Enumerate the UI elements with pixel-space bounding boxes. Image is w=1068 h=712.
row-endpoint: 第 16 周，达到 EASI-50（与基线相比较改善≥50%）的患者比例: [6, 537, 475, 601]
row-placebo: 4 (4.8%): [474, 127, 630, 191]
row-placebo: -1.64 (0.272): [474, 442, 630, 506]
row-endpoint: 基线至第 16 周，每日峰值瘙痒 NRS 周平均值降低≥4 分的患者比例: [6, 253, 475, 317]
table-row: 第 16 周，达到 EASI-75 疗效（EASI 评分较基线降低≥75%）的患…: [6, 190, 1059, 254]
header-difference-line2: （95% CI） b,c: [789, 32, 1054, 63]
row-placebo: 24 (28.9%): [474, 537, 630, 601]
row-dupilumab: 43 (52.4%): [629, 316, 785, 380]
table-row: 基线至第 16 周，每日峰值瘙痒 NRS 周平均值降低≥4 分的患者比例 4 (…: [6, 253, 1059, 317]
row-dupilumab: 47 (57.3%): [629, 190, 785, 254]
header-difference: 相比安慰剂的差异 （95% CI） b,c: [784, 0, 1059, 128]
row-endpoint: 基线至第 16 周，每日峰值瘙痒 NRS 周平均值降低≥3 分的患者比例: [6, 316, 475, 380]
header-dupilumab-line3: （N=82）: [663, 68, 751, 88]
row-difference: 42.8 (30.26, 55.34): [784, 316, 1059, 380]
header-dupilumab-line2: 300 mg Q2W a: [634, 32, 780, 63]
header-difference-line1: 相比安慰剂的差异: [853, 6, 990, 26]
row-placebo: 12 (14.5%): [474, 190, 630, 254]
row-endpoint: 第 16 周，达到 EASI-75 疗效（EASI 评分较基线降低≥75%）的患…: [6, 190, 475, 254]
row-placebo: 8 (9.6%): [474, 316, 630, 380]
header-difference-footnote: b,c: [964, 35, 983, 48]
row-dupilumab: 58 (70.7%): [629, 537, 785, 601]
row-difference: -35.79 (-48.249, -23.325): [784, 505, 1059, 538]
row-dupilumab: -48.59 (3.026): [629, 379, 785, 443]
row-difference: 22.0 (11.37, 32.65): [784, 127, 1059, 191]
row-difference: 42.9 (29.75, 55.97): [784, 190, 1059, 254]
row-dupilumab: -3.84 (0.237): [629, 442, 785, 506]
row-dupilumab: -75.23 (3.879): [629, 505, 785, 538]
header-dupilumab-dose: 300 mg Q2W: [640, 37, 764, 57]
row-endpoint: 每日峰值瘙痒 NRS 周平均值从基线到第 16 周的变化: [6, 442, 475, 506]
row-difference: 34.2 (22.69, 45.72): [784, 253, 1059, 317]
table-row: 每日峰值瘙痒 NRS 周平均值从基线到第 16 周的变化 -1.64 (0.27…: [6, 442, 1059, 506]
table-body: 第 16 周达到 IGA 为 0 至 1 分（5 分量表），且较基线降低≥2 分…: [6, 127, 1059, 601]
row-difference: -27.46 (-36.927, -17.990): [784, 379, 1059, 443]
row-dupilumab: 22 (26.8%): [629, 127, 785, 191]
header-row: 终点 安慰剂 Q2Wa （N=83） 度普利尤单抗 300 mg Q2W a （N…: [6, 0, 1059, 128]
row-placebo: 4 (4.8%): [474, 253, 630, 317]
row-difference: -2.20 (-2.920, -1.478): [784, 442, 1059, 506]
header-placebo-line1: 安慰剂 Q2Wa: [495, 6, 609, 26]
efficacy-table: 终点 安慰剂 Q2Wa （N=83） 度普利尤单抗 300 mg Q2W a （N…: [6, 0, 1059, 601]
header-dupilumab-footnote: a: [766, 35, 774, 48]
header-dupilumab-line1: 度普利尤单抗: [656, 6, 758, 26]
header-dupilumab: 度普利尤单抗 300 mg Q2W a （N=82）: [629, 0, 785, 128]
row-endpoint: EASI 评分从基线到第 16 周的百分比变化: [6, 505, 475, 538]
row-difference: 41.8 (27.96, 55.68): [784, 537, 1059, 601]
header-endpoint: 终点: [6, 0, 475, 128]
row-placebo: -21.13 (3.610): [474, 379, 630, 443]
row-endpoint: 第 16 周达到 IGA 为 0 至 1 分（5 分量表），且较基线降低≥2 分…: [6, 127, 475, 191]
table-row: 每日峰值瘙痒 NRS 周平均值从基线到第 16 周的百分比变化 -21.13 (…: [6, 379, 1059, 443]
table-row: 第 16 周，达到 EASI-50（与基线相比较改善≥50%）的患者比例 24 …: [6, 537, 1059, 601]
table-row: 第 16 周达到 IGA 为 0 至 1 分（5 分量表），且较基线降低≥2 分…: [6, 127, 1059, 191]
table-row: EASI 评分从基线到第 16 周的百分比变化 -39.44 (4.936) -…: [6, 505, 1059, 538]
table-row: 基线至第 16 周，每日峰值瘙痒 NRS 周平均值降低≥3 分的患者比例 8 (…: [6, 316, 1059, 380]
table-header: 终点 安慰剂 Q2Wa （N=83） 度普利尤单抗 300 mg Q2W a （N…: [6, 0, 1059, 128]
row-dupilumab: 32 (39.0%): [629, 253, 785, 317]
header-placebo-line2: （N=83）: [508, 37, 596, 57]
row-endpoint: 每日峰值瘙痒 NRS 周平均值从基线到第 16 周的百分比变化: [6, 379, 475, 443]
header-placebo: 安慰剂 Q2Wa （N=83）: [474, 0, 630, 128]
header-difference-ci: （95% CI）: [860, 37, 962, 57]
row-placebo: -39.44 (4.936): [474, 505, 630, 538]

__Work to complete__: Turn every line in the item above into a numbered list, and skip any blank lines.

__Response to the task__:
1. Enumerate the UI elements with pixel-space bounding boxes. Image is w=1068 h=712.
2. row-endpoint: 第 16 周，达到 EASI-50（与基线相比较改善≥50%）的患者比例: [6, 537, 475, 601]
3. row-placebo: 4 (4.8%): [474, 127, 630, 191]
4. row-placebo: -1.64 (0.272): [474, 442, 630, 506]
5. row-endpoint: 基线至第 16 周，每日峰值瘙痒 NRS 周平均值降低≥4 分的患者比例: [6, 253, 475, 317]
6. table-row: 第 16 周，达到 EASI-75 疗效（EASI 评分较基线降低≥75%）的患…: [6, 190, 1059, 254]
7. header-difference-line2: （95% CI） b,c: [789, 32, 1054, 63]
8. row-placebo: 24 (28.9%): [474, 537, 630, 601]
9. row-dupilumab: 43 (52.4%): [629, 316, 785, 380]
10. table-row: 基线至第 16 周，每日峰值瘙痒 NRS 周平均值降低≥4 分的患者比例 4 (…: [6, 253, 1059, 317]
11. row-dupilumab: 47 (57.3%): [629, 190, 785, 254]
12. header-difference: 相比安慰剂的差异 （95% CI） b,c: [784, 0, 1059, 128]
13. row-endpoint: 基线至第 16 周，每日峰值瘙痒 NRS 周平均值降低≥3 分的患者比例: [6, 316, 475, 380]
14. header-dupilumab-line3: （N=82）: [663, 68, 751, 88]
15. row-difference: 42.8 (30.26, 55.34): [784, 316, 1059, 380]
16. header-dupilumab-line2: 300 mg Q2W a: [634, 32, 780, 63]
17. header-difference-line1: 相比安慰剂的差异: [853, 6, 990, 26]
18. row-placebo: 12 (14.5%): [474, 190, 630, 254]
19. row-endpoint: 第 16 周，达到 EASI-75 疗效（EASI 评分较基线降低≥75%）的患…: [6, 190, 475, 254]
20. row-placebo: 8 (9.6%): [474, 316, 630, 380]
21. header-difference-footnote: b,c: [964, 35, 983, 48]
22. row-dupilumab: 58 (70.7%): [629, 537, 785, 601]
23. row-difference: -35.79 (-48.249, -23.325): [784, 505, 1059, 538]
24. row-dupilumab: -48.59 (3.026): [629, 379, 785, 443]
25. row-difference: 22.0 (11.37, 32.65): [784, 127, 1059, 191]
26. row-difference: 42.9 (29.75, 55.97): [784, 190, 1059, 254]
27. row-dupilumab: -3.84 (0.237): [629, 442, 785, 506]
28. row-dupilumab: -75.23 (3.879): [629, 505, 785, 538]
29. header-dupilumab-dose: 300 mg Q2W: [640, 37, 764, 57]
30. row-endpoint: 每日峰值瘙痒 NRS 周平均值从基线到第 16 周的变化: [6, 442, 475, 506]
31. row-difference: 34.2 (22.69, 45.72): [784, 253, 1059, 317]
32. table-row: 每日峰值瘙痒 NRS 周平均值从基线到第 16 周的变化 -1.64 (0.27…: [6, 442, 1059, 506]
33. table-body: 第 16 周达到 IGA 为 0 至 1 分（5 分量表），且较基线降低≥2 分…: [6, 127, 1059, 601]
34. row-difference: -27.46 (-36.927, -17.990): [784, 379, 1059, 443]
35. row-dupilumab: 22 (26.8%): [629, 127, 785, 191]
36. header-row: 终点 安慰剂 Q2Wa （N=83） 度普利尤单抗 300 mg Q2W a （N…: [6, 0, 1059, 128]
37. row-placebo: 4 (4.8%): [474, 253, 630, 317]
38. row-difference: -2.20 (-2.920, -1.478): [784, 442, 1059, 506]
39. header-placebo-line1: 安慰剂 Q2Wa: [495, 6, 609, 26]
40. efficacy-table: 终点 安慰剂 Q2Wa （N=83） 度普利尤单抗 300 mg Q2W a （N…: [6, 0, 1059, 601]
41. header-dupilumab-footnote: a: [766, 35, 774, 48]
42. header-dupilumab-line1: 度普利尤单抗: [656, 6, 758, 26]
43. header-dupilumab: 度普利尤单抗 300 mg Q2W a （N=82）: [629, 0, 785, 128]
44. row-endpoint: EASI 评分从基线到第 16 周的百分比变化: [6, 505, 475, 538]
45. row-difference: 41.8 (27.96, 55.68): [784, 537, 1059, 601]
46. header-endpoint: 终点: [6, 0, 475, 128]
47. row-placebo: -21.13 (3.610): [474, 379, 630, 443]
48. row-endpoint: 第 16 周达到 IGA 为 0 至 1 分（5 分量表），且较基线降低≥2 分…: [6, 127, 475, 191]
49. table-row: 每日峰值瘙痒 NRS 周平均值从基线到第 16 周的百分比变化 -21.13 (…: [6, 379, 1059, 443]
50. table-row: 第 16 周，达到 EASI-50（与基线相比较改善≥50%）的患者比例 24 …: [6, 537, 1059, 601]
51. table-row: 第 16 周达到 IGA 为 0 至 1 分（5 分量表），且较基线降低≥2 分…: [6, 127, 1059, 191]
52. table-row: EASI 评分从基线到第 16 周的百分比变化 -39.44 (4.936) -…: [6, 505, 1059, 538]
53. table-row: 基线至第 16 周，每日峰值瘙痒 NRS 周平均值降低≥3 分的患者比例 8 (…: [6, 316, 1059, 380]
54. table-header: 终点 安慰剂 Q2Wa （N=83） 度普利尤单抗 300 mg Q2W a （N…: [6, 0, 1059, 128]
55. row-dupilumab: 32 (39.0%): [629, 253, 785, 317]
56. header-placebo-line2: （N=83）: [508, 37, 596, 57]
57. row-endpoint: 每日峰值瘙痒 NRS 周平均值从基线到第 16 周的百分比变化: [6, 379, 475, 443]
58. header-placebo: 安慰剂 Q2Wa （N=83）: [474, 0, 630, 128]
59. header-difference-ci: （95% CI）: [860, 37, 962, 57]
60. row-placebo: -39.44 (4.936): [474, 505, 630, 538]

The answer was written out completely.